■ What is expected ■
Take the data below and repeat it exactly.

** START OF Records for the task **

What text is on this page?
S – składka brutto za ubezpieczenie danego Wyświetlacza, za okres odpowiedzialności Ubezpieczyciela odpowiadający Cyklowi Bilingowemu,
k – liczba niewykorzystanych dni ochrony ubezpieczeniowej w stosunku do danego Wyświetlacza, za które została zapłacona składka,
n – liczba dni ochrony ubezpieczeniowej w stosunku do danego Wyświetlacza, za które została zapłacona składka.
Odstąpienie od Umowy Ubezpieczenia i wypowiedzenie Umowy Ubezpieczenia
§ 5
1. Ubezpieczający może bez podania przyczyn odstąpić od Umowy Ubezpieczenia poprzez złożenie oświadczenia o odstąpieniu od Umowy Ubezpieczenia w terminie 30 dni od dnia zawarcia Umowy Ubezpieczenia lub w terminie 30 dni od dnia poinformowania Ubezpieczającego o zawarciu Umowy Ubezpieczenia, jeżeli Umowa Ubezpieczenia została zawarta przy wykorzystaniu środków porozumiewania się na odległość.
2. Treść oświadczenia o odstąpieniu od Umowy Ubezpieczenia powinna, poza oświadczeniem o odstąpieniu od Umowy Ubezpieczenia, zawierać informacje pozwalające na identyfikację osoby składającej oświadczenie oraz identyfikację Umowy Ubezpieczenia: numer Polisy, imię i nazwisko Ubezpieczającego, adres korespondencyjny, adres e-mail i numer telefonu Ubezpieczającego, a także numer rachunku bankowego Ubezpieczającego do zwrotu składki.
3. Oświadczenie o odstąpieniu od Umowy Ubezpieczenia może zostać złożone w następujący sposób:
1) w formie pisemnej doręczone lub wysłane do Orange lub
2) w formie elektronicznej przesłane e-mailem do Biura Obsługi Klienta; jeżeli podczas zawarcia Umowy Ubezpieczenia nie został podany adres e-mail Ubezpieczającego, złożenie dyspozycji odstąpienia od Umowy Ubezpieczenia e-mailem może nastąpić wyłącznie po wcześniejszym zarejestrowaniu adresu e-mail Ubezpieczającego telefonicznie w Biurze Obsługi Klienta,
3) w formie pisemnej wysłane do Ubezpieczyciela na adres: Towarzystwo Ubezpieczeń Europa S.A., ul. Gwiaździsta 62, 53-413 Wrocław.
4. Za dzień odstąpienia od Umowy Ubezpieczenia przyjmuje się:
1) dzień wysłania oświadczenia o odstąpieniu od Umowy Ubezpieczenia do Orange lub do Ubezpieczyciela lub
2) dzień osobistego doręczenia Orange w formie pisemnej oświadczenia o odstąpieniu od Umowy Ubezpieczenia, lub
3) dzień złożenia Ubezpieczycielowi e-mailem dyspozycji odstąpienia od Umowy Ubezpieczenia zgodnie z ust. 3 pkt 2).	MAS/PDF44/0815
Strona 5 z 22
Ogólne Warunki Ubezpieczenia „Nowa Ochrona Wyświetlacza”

** END OF Records for the task **

■ Task output ■
What text is on this page?
S – składka brutto za ubezpieczenie danego Wyświetlacza, za okres odpowiedzialności Ubezpieczyciela odpowiadający Cyklowi Bilingowemu,
k – liczba niewykorzystanych dni ochrony ubezpieczeniowej w stosunku do danego Wyświetlacza, za które została zapłacona składka,
n – liczba dni ochrony ubezpieczeniowej w stosunku do danego Wyświetlacza, za które została zapłacona składka.
Odstąpienie od Umowy Ubezpieczenia i wypowiedzenie Umowy Ubezpieczenia
§ 5
1. Ubezpieczający może bez podania przyczyn odstąpić od Umowy Ubezpieczenia poprzez złożenie oświadczenia o odstąpieniu od Umowy Ubezpieczenia w terminie 30 dni od dnia zawarcia Umowy Ubezpieczenia lub w terminie 30 dni od dnia poinformowania Ubezpieczającego o zawarciu Umowy Ubezpieczenia, jeżeli Umowa Ubezpieczenia została zawarta przy wykorzystaniu środków porozumiewania się na odległość.
2. Treść oświadczenia o odstąpieniu od Umowy Ubezpieczenia powinna, poza oświadczeniem o odstąpieniu od Umowy Ubezpieczenia, zawierać informacje pozwalające na identyfikację osoby składającej oświadczenie oraz identyfikację Umowy Ubezpieczenia: numer Polisy, imię i nazwisko Ubezpieczającego, adres korespondencyjny, adres e-mail i numer telefonu Ubezpieczającego, a także numer rachunku bankowego Ubezpieczającego do zwrotu składki.
3. Oświadczenie o odstąpieniu od Umowy Ubezpieczenia może zostać złożone w następujący sposób:
1) w formie pisemnej doręczone lub wysłane do Orange lub
2) w formie elektronicznej przesłane e-mailem do Biura Obsługi Klienta; jeżeli podczas zawarcia Umowy Ubezpieczenia nie został podany adres e-mail Ubezpieczającego, złożenie dyspozycji odstąpienia od Umowy Ubezpieczenia e-mailem może nastąpić wyłącznie po wcześniejszym zarejestrowaniu adresu e-mail Ubezpieczającego telefonicznie w Biurze Obsługi Klienta,
3) w formie pisemnej wysłane do Ubezpieczyciela na adres: Towarzystwo Ubezpieczeń Europa S.A., ul. Gwiaździsta 62, 53-413 Wrocław.
4. Za dzień odstąpienia od Umowy Ubezpieczenia przyjmuje się:
1) dzień wysłania oświadczenia o odstąpieniu od Umowy Ubezpieczenia do Orange lub do Ubezpieczyciela lub
2) dzień osobistego doręczenia Orange w formie pisemnej oświadczenia o odstąpieniu od Umowy Ubezpieczenia, lub
3) dzień złożenia Ubezpieczycielowi e-mailem dyspozycji odstąpienia od Umowy Ubezpieczenia zgodnie z ust. 3 pkt 2).	MAS/PDF44/0815
Strona 5 z 22
Ogólne Warunki Ubezpieczenia „Nowa Ochrona Wyświetlacza”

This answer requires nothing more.